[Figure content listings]
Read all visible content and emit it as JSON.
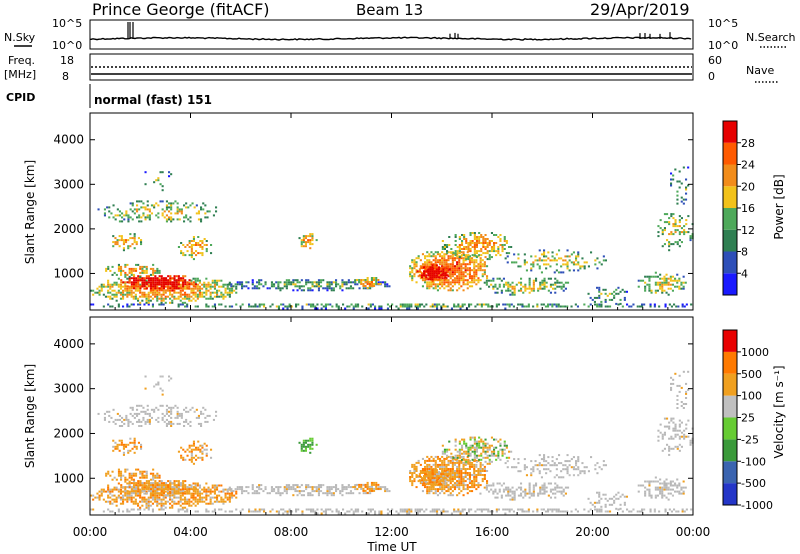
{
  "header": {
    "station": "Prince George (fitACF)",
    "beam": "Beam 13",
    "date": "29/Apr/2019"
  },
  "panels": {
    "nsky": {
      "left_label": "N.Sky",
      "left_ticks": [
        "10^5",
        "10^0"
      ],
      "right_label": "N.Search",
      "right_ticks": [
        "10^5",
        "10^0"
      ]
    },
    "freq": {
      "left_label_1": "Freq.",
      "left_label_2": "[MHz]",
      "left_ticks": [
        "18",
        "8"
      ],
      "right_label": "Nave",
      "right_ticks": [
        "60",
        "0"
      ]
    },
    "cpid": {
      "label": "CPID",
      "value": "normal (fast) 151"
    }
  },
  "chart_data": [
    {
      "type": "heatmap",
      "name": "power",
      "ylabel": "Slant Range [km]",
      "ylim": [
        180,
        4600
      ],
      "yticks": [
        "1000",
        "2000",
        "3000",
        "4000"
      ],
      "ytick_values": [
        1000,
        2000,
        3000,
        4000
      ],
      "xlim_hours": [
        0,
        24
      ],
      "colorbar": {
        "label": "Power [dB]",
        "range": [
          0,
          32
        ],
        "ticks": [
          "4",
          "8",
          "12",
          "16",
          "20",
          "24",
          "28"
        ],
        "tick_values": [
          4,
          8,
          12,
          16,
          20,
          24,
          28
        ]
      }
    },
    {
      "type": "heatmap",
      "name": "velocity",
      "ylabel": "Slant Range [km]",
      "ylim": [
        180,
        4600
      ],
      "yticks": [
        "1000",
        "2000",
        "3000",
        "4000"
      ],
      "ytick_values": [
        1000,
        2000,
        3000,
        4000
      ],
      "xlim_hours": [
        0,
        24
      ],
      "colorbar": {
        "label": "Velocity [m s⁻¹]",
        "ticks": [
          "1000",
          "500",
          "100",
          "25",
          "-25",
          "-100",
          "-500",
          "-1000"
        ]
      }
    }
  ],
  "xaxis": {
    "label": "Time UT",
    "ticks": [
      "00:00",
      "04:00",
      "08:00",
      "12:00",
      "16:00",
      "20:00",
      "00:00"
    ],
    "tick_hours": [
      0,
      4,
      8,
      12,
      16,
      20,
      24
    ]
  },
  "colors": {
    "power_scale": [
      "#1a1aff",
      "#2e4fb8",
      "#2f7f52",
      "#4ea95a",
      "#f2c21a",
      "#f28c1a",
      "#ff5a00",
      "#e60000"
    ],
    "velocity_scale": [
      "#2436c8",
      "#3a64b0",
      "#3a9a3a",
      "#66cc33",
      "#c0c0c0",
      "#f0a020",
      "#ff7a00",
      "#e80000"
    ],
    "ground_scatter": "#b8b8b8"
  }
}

* * *

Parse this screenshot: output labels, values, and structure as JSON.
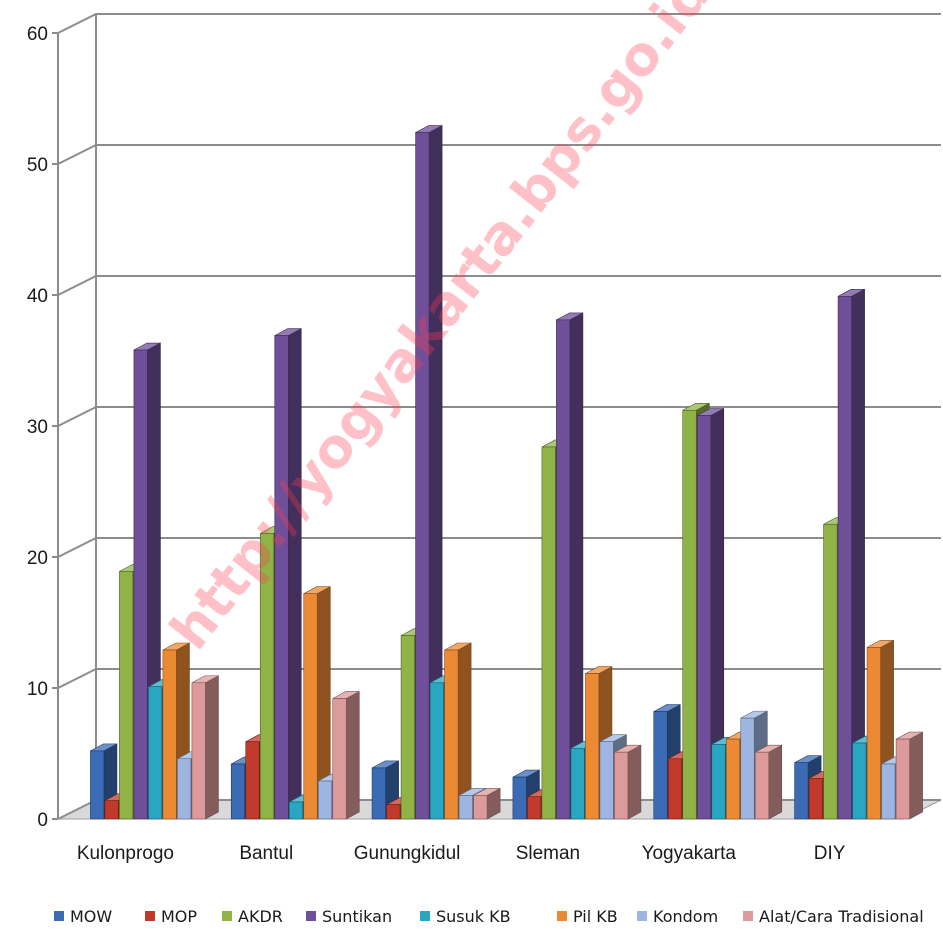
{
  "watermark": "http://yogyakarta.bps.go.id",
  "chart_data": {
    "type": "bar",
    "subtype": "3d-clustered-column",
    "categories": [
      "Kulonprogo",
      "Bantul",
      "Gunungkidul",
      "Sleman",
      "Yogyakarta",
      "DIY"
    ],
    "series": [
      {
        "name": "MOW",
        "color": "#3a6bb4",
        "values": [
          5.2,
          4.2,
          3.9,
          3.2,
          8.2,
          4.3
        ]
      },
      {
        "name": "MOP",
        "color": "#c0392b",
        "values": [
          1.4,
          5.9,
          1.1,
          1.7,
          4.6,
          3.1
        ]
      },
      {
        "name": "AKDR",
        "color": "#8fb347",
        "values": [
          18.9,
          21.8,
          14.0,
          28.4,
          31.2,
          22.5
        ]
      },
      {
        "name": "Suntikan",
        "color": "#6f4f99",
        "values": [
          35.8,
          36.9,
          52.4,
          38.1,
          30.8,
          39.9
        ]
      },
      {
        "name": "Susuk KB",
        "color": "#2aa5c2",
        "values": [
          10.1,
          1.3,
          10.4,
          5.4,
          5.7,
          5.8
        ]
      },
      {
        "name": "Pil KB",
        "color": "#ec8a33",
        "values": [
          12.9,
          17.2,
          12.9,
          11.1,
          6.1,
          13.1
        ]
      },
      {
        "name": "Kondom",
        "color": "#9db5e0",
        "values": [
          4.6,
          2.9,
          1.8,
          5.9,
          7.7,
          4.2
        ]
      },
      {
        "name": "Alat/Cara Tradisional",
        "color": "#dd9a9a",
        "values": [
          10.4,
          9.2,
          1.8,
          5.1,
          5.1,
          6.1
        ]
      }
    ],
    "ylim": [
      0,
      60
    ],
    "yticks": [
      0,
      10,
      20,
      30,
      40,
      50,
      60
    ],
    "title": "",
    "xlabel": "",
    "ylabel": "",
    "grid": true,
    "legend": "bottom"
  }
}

---

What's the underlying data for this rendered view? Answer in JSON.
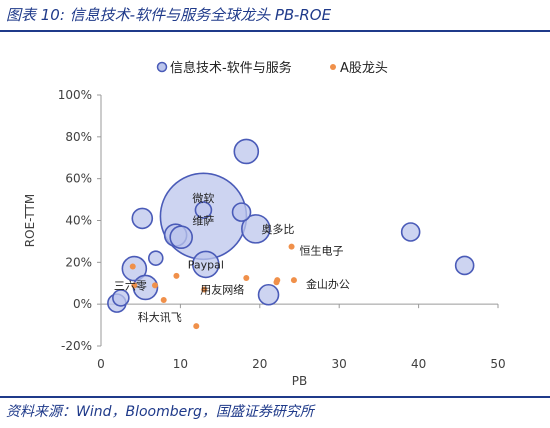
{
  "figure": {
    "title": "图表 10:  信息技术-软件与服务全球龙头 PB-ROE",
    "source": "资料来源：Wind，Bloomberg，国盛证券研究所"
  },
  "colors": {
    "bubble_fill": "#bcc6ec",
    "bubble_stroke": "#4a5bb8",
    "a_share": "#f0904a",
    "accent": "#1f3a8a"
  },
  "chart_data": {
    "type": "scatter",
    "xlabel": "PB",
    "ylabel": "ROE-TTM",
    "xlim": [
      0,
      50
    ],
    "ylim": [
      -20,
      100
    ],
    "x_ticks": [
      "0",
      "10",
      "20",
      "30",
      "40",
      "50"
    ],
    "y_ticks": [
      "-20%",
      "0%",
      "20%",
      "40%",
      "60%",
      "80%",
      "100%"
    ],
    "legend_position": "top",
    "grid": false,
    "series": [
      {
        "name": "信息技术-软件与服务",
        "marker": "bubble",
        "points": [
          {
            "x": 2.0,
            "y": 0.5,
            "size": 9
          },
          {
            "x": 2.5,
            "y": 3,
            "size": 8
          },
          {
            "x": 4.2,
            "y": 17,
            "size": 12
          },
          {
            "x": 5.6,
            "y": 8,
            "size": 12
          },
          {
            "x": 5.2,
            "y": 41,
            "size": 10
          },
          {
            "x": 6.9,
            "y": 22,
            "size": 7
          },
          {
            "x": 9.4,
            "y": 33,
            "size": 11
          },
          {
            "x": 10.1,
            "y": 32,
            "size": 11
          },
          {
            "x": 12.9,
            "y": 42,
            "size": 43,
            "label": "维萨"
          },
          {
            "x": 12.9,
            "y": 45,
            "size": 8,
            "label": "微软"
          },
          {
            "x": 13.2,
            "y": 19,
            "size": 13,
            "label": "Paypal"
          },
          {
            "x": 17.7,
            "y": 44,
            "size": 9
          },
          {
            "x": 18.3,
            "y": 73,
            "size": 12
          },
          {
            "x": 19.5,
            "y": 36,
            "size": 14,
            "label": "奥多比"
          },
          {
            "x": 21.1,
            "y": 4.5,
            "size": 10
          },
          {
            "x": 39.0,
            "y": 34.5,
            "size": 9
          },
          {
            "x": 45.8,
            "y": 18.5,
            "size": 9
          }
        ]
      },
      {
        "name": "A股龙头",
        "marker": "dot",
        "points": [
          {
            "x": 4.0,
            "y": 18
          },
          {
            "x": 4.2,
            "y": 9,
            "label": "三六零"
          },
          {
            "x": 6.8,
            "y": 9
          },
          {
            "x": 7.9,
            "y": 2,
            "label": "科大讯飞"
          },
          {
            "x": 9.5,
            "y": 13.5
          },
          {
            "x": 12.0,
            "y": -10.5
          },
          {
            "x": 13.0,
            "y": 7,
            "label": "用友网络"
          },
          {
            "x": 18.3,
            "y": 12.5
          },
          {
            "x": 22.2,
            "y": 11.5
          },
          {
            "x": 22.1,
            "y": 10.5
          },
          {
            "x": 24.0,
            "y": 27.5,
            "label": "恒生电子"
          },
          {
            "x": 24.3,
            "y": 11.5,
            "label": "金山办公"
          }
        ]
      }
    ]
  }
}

- **What is needed**
For each line of the listing that holds the word "ylabel", show that line.

- **Response to this exercise**
      "ylabel": "Slant Range [km]",
      "ylabel": "Slant Range [km]",
    "ylabel": "",
    "ylabel": "ROE-TTM",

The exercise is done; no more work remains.